AIM OF THE EXERCISE:
Note how many lines contain "power" and give that number, with nothing else.

[start]

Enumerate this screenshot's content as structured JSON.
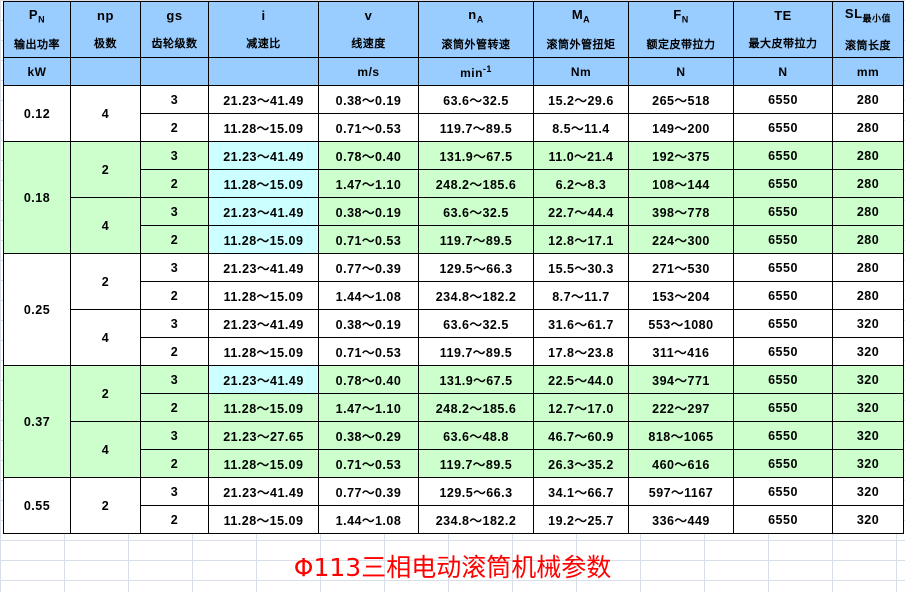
{
  "headers": [
    {
      "sym": "P",
      "sub": "N",
      "zh": "输出功率",
      "unit": "kW"
    },
    {
      "sym": "np",
      "sub": "",
      "zh": "极数",
      "unit": ""
    },
    {
      "sym": "gs",
      "sub": "",
      "zh": "齿轮级数",
      "unit": ""
    },
    {
      "sym": "i",
      "sub": "",
      "zh": "减速比",
      "unit": ""
    },
    {
      "sym": "v",
      "sub": "",
      "zh": "线速度",
      "unit": "m/s"
    },
    {
      "sym": "n",
      "sub": "A",
      "zh": "滚筒外管转速",
      "unit": "min",
      "unit_sup": "-1"
    },
    {
      "sym": "M",
      "sub": "A",
      "zh": "滚筒外管扭矩",
      "unit": "Nm"
    },
    {
      "sym": "F",
      "sub": "N",
      "zh": "额定皮带拉力",
      "unit": "N"
    },
    {
      "sym": "TE",
      "sub": "",
      "zh": "最大皮带拉力",
      "unit": "N"
    },
    {
      "sym": "SL",
      "sub": "最小值",
      "zh": "滚筒长度",
      "unit": "mm"
    }
  ],
  "colors": {
    "header": "#99ccff",
    "green": "#ccffcc",
    "cyan": "#ccffff",
    "title": "#ff0000"
  },
  "groups": [
    {
      "power": "0.12",
      "color": "white",
      "sub": [
        {
          "np": "4",
          "rows": [
            {
              "gs": "3",
              "i": "21.23～41.49",
              "v": "0.38～0.19",
              "nA": "63.6～32.5",
              "MA": "15.2～29.6",
              "FN": "265～518",
              "TE": "6550",
              "SL": "280"
            },
            {
              "gs": "2",
              "i": "11.28～15.09",
              "v": "0.71～0.53",
              "nA": "119.7～89.5",
              "MA": "8.5～11.4",
              "FN": "149～200",
              "TE": "6550",
              "SL": "280"
            }
          ]
        }
      ]
    },
    {
      "power": "0.18",
      "color": "green",
      "sub": [
        {
          "np": "2",
          "rows": [
            {
              "gs": "3",
              "i": "21.23～41.49",
              "v": "0.78～0.40",
              "nA": "131.9～67.5",
              "MA": "11.0～21.4",
              "FN": "192～375",
              "TE": "6550",
              "SL": "280",
              "cyan": true
            },
            {
              "gs": "2",
              "i": "11.28～15.09",
              "v": "1.47～1.10",
              "nA": "248.2～185.6",
              "MA": "6.2～8.3",
              "FN": "108～144",
              "TE": "6550",
              "SL": "280",
              "cyan": true
            }
          ]
        },
        {
          "np": "4",
          "rows": [
            {
              "gs": "3",
              "i": "21.23～41.49",
              "v": "0.38～0.19",
              "nA": "63.6～32.5",
              "MA": "22.7～44.4",
              "FN": "398～778",
              "TE": "6550",
              "SL": "280",
              "cyan": true
            },
            {
              "gs": "2",
              "i": "11.28～15.09",
              "v": "0.71～0.53",
              "nA": "119.7～89.5",
              "MA": "12.8～17.1",
              "FN": "224～300",
              "TE": "6550",
              "SL": "280",
              "cyan": true
            }
          ]
        }
      ]
    },
    {
      "power": "0.25",
      "color": "white",
      "sub": [
        {
          "np": "2",
          "rows": [
            {
              "gs": "3",
              "i": "21.23～41.49",
              "v": "0.77～0.39",
              "nA": "129.5～66.3",
              "MA": "15.5～30.3",
              "FN": "271～530",
              "TE": "6550",
              "SL": "280"
            },
            {
              "gs": "2",
              "i": "11.28～15.09",
              "v": "1.44～1.08",
              "nA": "234.8～182.2",
              "MA": "8.7～11.7",
              "FN": "153～204",
              "TE": "6550",
              "SL": "280"
            }
          ]
        },
        {
          "np": "4",
          "rows": [
            {
              "gs": "3",
              "i": "21.23～41.49",
              "v": "0.38～0.19",
              "nA": "63.6～32.5",
              "MA": "31.6～61.7",
              "FN": "553～1080",
              "TE": "6550",
              "SL": "320"
            },
            {
              "gs": "2",
              "i": "11.28～15.09",
              "v": "0.71～0.53",
              "nA": "119.7～89.5",
              "MA": "17.8～23.8",
              "FN": "311～416",
              "TE": "6550",
              "SL": "320"
            }
          ]
        }
      ]
    },
    {
      "power": "0.37",
      "color": "green",
      "sub": [
        {
          "np": "2",
          "rows": [
            {
              "gs": "3",
              "i": "21.23～41.49",
              "v": "0.78～0.40",
              "nA": "131.9～67.5",
              "MA": "22.5～44.0",
              "FN": "394～771",
              "TE": "6550",
              "SL": "320",
              "cyan": true
            },
            {
              "gs": "2",
              "i": "11.28～15.09",
              "v": "1.47～1.10",
              "nA": "248.2～185.6",
              "MA": "12.7～17.0",
              "FN": "222～297",
              "TE": "6550",
              "SL": "320"
            }
          ]
        },
        {
          "np": "4",
          "rows": [
            {
              "gs": "3",
              "i": "21.23～27.65",
              "v": "0.38～0.29",
              "nA": "63.6～48.8",
              "MA": "46.7～60.9",
              "FN": "818～1065",
              "TE": "6550",
              "SL": "320"
            },
            {
              "gs": "2",
              "i": "11.28～15.09",
              "v": "0.71～0.53",
              "nA": "119.7～89.5",
              "MA": "26.3～35.2",
              "FN": "460～616",
              "TE": "6550",
              "SL": "320"
            }
          ]
        }
      ]
    },
    {
      "power": "0.55",
      "color": "white",
      "sub": [
        {
          "np": "2",
          "rows": [
            {
              "gs": "3",
              "i": "21.23～41.49",
              "v": "0.77～0.39",
              "nA": "129.5～66.3",
              "MA": "34.1～66.7",
              "FN": "597～1167",
              "TE": "6550",
              "SL": "320"
            },
            {
              "gs": "2",
              "i": "11.28～15.09",
              "v": "1.44～1.08",
              "nA": "234.8～182.2",
              "MA": "19.2～25.7",
              "FN": "336～449",
              "TE": "6550",
              "SL": "320"
            }
          ]
        }
      ]
    }
  ],
  "title": {
    "prefix": "Φ113",
    "text": "三相电动滚筒机械参数"
  }
}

[end]

REPLY:
5